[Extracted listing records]
***

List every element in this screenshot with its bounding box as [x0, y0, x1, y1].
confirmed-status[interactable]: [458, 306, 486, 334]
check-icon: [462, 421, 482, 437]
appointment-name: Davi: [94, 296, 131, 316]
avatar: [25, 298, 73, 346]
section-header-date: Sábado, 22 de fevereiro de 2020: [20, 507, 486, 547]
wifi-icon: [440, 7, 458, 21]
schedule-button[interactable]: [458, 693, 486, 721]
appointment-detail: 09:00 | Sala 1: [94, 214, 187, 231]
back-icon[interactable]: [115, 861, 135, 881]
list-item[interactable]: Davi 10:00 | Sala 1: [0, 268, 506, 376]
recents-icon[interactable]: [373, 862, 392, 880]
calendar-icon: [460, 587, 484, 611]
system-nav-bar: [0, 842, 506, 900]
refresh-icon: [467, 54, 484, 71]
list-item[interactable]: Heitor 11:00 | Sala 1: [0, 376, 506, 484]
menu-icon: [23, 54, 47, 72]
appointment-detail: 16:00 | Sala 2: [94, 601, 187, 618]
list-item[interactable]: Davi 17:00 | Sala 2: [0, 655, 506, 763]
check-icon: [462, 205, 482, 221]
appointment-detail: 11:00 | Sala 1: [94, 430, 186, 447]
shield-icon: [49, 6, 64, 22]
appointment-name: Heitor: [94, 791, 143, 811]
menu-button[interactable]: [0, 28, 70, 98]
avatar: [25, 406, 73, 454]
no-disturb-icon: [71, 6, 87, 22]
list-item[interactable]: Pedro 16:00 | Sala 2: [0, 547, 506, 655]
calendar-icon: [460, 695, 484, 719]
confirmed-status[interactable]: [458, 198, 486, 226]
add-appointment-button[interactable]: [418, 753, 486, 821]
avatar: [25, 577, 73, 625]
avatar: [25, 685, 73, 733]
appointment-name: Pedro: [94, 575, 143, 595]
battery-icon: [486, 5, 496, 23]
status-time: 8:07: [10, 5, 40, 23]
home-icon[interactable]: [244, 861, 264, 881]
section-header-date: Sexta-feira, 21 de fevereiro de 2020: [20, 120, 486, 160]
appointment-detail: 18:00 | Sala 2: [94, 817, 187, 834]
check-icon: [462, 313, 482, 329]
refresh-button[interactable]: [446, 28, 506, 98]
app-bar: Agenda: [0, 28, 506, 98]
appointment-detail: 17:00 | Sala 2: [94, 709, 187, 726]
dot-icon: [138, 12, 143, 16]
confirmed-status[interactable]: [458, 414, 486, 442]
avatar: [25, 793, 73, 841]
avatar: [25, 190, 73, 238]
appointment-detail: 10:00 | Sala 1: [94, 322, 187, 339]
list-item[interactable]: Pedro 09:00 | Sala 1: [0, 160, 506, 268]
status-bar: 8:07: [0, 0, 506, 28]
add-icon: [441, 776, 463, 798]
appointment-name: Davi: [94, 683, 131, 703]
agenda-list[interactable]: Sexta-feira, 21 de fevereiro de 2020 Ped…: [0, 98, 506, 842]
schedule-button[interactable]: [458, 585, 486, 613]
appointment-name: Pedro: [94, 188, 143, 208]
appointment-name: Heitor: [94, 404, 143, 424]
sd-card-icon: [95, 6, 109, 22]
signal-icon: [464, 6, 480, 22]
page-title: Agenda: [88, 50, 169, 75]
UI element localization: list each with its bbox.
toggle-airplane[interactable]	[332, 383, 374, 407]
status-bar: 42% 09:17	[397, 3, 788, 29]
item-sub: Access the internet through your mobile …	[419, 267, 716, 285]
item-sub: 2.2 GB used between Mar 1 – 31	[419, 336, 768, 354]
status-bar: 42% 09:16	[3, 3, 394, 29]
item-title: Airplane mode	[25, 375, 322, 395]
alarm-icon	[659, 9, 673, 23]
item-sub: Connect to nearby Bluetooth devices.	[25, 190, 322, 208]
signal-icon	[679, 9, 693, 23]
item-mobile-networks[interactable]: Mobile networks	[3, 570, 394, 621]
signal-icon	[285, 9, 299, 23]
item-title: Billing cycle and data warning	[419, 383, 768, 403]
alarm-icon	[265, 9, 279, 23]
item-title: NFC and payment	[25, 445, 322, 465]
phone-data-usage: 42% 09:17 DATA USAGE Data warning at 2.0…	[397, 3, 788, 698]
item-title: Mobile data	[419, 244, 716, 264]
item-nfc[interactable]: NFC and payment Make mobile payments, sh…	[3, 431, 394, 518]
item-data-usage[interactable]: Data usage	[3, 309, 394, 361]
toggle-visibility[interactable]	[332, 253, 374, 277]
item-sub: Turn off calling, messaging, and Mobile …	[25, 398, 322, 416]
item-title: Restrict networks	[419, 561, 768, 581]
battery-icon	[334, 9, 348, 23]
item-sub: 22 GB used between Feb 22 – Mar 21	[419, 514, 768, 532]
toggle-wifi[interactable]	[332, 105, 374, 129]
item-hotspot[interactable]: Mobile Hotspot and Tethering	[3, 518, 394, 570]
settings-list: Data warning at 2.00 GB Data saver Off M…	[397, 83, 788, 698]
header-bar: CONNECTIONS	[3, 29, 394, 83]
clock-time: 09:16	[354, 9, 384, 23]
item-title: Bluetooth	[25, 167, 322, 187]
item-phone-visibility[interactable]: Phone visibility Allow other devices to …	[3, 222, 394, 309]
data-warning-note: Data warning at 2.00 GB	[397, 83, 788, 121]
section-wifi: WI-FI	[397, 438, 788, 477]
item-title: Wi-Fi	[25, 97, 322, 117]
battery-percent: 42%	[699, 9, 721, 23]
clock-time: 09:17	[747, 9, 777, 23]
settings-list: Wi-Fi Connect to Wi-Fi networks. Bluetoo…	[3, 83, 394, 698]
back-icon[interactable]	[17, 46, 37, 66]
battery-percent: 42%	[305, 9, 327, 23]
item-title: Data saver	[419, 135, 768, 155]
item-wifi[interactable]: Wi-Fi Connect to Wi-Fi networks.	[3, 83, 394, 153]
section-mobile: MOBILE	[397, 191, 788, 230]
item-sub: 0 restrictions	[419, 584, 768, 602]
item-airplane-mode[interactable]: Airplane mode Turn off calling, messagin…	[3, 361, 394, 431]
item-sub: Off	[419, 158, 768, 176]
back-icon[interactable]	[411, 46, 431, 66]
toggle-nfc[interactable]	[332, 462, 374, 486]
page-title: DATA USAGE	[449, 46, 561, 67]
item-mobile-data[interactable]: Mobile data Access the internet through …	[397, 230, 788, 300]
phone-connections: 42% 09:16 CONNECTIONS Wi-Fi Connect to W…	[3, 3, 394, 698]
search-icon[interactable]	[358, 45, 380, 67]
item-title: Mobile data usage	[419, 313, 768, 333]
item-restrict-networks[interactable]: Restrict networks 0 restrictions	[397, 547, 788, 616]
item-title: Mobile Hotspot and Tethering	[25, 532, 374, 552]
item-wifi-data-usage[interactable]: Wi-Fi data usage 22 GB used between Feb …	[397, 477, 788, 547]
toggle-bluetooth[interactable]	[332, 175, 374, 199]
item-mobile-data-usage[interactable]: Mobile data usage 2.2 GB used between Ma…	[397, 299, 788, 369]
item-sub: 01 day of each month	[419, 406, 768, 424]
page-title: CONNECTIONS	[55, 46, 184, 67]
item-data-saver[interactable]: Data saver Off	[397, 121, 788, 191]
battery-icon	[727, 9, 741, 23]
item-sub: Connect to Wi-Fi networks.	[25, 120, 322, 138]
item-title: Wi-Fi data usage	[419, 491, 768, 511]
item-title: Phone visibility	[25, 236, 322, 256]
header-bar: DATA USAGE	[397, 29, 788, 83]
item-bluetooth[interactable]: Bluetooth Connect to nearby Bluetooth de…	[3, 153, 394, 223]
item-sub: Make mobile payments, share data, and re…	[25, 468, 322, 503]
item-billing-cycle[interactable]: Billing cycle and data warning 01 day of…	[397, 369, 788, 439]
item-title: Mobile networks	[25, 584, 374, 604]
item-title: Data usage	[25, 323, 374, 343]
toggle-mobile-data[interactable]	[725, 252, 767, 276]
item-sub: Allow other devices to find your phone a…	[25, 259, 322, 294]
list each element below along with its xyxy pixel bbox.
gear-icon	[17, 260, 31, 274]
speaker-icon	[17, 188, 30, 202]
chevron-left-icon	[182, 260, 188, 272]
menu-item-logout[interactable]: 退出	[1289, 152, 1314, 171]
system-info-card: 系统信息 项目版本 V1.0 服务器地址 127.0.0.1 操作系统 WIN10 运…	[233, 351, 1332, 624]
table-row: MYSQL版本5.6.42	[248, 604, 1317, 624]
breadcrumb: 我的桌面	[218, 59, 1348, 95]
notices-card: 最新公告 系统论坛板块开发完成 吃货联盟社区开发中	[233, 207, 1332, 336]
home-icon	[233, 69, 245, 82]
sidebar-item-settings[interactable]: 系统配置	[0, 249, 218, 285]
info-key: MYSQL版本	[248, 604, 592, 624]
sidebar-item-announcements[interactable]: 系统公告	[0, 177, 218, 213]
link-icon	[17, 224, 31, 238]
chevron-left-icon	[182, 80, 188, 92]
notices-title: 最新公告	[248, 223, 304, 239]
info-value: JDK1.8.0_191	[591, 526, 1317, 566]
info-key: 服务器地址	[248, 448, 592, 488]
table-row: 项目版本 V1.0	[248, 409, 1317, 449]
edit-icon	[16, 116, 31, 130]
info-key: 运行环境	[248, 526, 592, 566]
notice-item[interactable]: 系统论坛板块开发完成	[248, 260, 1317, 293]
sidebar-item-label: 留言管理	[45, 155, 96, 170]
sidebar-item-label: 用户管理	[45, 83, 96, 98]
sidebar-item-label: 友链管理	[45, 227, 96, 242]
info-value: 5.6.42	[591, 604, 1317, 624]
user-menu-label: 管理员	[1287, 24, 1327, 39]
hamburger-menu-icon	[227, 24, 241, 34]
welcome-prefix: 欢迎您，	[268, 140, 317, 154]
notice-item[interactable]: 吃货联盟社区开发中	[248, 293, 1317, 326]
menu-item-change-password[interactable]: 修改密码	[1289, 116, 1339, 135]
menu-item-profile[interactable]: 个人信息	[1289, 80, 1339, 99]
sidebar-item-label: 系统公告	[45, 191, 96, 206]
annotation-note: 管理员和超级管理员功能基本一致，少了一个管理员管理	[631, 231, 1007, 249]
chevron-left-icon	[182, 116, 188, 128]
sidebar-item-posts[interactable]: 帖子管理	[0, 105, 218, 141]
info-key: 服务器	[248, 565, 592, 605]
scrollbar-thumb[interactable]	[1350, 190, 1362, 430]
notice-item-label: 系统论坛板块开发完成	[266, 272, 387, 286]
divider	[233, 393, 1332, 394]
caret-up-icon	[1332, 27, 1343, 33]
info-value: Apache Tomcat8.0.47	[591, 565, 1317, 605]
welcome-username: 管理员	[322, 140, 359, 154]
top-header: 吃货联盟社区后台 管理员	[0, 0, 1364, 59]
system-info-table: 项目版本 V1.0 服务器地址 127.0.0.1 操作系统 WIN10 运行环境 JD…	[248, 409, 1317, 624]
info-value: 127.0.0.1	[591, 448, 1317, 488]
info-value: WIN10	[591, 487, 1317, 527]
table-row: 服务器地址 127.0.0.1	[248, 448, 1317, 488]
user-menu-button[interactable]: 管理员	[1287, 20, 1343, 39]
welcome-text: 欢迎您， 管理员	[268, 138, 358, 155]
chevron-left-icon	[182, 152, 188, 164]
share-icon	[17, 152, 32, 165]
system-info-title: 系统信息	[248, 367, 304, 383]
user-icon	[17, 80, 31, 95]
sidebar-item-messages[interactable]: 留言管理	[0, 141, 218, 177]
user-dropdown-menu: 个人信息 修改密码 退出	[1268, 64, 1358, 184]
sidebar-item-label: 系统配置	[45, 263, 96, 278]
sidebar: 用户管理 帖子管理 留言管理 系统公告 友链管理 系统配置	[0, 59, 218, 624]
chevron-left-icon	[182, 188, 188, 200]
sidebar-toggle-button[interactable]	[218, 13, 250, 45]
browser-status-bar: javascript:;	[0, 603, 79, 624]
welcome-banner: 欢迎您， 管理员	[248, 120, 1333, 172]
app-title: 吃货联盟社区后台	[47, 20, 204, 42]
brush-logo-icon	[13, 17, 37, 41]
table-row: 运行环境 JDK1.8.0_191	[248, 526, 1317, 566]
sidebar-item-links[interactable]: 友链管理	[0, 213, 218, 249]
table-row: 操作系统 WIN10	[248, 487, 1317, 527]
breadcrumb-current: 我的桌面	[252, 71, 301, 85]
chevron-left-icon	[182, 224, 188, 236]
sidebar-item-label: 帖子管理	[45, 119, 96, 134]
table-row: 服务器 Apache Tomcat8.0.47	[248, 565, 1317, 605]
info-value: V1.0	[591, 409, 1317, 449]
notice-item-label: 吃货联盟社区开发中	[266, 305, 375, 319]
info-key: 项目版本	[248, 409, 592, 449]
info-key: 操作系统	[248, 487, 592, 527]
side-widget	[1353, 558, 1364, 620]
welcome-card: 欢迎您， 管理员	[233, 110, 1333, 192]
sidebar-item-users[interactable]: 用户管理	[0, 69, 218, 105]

***

Copy out word for word the stretch of the listing from its start through the line that contains "calendar-icon: [460, 695, 484, 719]".

_Full output_
List every element in this screenshot with its bounding box as [x0, y0, x1, y1].
confirmed-status[interactable]: [458, 306, 486, 334]
check-icon: [462, 421, 482, 437]
appointment-name: Davi: [94, 296, 131, 316]
avatar: [25, 298, 73, 346]
section-header-date: Sábado, 22 de fevereiro de 2020: [20, 507, 486, 547]
wifi-icon: [440, 7, 458, 21]
schedule-button[interactable]: [458, 693, 486, 721]
appointment-detail: 09:00 | Sala 1: [94, 214, 187, 231]
back-icon[interactable]: [115, 861, 135, 881]
list-item[interactable]: Davi 10:00 | Sala 1: [0, 268, 506, 376]
recents-icon[interactable]: [373, 862, 392, 880]
calendar-icon: [460, 587, 484, 611]
system-nav-bar: [0, 842, 506, 900]
refresh-icon: [467, 54, 484, 71]
list-item[interactable]: Heitor 11:00 | Sala 1: [0, 376, 506, 484]
menu-icon: [23, 54, 47, 72]
appointment-detail: 16:00 | Sala 2: [94, 601, 187, 618]
list-item[interactable]: Davi 17:00 | Sala 2: [0, 655, 506, 763]
check-icon: [462, 205, 482, 221]
appointment-detail: 11:00 | Sala 1: [94, 430, 186, 447]
shield-icon: [49, 6, 64, 22]
appointment-name: Heitor: [94, 791, 143, 811]
menu-button[interactable]: [0, 28, 70, 98]
avatar: [25, 406, 73, 454]
no-disturb-icon: [71, 6, 87, 22]
list-item[interactable]: Pedro 16:00 | Sala 2: [0, 547, 506, 655]
calendar-icon: [460, 695, 484, 719]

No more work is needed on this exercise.